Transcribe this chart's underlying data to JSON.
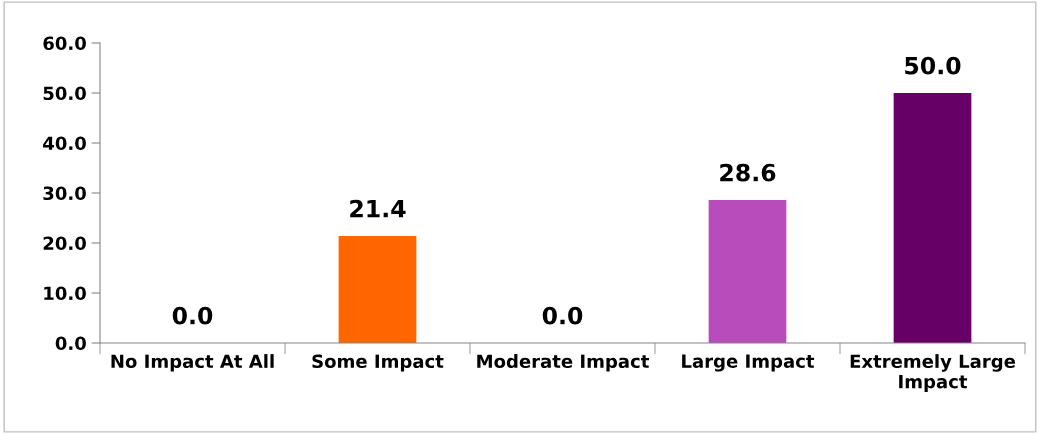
{
  "chart_data": {
    "type": "bar",
    "categories": [
      "No Impact At All",
      "Some Impact",
      "Moderate Impact",
      "Large Impact",
      "Extremely Large Impact"
    ],
    "values": [
      0.0,
      21.4,
      0.0,
      28.6,
      50.0
    ],
    "colors": [
      "#4f81bd",
      "#ff6600",
      "#9bbb59",
      "#b84cbb",
      "#660066"
    ],
    "value_labels": [
      "0.0",
      "21.4",
      "0.0",
      "28.6",
      "50.0"
    ],
    "ylim": [
      0,
      60
    ],
    "yticks": [
      {
        "value": 0,
        "label": "0.0"
      },
      {
        "value": 10,
        "label": "10.0"
      },
      {
        "value": 20,
        "label": "20.0"
      },
      {
        "value": 30,
        "label": "30.0"
      },
      {
        "value": 40,
        "label": "40.0"
      },
      {
        "value": 50,
        "label": "50.0"
      },
      {
        "value": 60,
        "label": "60.0"
      }
    ],
    "grid": false,
    "legend": false
  }
}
+ + + +
- **PROBLEM TO WORK ON**:
Repeat the entries exactly. Pictures are excluded from the copy.

- **SOLUTION TO THE EXERCISE**:
Transcribe this chart's underlying data to JSON.
{
  "chart_data": {
    "type": "bar",
    "categories": [
      "No Impact At All",
      "Some Impact",
      "Moderate Impact",
      "Large Impact",
      "Extremely Large Impact"
    ],
    "values": [
      0.0,
      21.4,
      0.0,
      28.6,
      50.0
    ],
    "colors": [
      "#4f81bd",
      "#ff6600",
      "#9bbb59",
      "#b84cbb",
      "#660066"
    ],
    "value_labels": [
      "0.0",
      "21.4",
      "0.0",
      "28.6",
      "50.0"
    ],
    "ylim": [
      0,
      60
    ],
    "yticks": [
      {
        "value": 0,
        "label": "0.0"
      },
      {
        "value": 10,
        "label": "10.0"
      },
      {
        "value": 20,
        "label": "20.0"
      },
      {
        "value": 30,
        "label": "30.0"
      },
      {
        "value": 40,
        "label": "40.0"
      },
      {
        "value": 50,
        "label": "50.0"
      },
      {
        "value": 60,
        "label": "60.0"
      }
    ],
    "grid": false,
    "legend": false
  }
}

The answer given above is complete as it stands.